» **AVAILABLE DATA**
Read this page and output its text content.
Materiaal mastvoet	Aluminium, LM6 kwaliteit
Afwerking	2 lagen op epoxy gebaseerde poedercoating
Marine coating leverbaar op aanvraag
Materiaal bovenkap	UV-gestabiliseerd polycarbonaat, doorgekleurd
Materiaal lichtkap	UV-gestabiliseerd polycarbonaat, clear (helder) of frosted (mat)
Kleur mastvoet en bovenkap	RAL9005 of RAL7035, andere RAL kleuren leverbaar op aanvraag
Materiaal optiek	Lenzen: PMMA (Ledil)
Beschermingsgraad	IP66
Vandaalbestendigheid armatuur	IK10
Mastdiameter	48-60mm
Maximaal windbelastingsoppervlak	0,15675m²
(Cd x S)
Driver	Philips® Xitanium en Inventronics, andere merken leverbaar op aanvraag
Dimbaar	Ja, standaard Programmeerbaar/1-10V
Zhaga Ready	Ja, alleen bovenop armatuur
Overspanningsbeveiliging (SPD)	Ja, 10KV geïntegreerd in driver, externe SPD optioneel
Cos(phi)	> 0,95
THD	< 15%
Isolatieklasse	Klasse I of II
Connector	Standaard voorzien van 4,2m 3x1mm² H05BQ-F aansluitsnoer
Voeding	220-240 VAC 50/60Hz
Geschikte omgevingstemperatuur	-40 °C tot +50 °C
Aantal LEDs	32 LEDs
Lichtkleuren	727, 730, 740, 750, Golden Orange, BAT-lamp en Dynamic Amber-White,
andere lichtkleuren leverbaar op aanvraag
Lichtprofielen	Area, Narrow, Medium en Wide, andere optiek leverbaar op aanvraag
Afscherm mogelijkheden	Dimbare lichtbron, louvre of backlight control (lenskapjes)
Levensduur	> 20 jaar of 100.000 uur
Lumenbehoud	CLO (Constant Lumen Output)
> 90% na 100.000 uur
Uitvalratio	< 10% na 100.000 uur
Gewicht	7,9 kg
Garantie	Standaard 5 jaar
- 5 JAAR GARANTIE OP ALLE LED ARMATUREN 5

» **WHAT YOU SHOULD DO**
Check each line of the records for the word "gestabiliseerd", and show the lines that contain it.

» **ANSWER TO THE PROBLEM**
Materiaal bovenkap	UV-gestabiliseerd polycarbonaat, doorgekleurd
Materiaal lichtkap	UV-gestabiliseerd polycarbonaat, clear (helder) of frosted (mat)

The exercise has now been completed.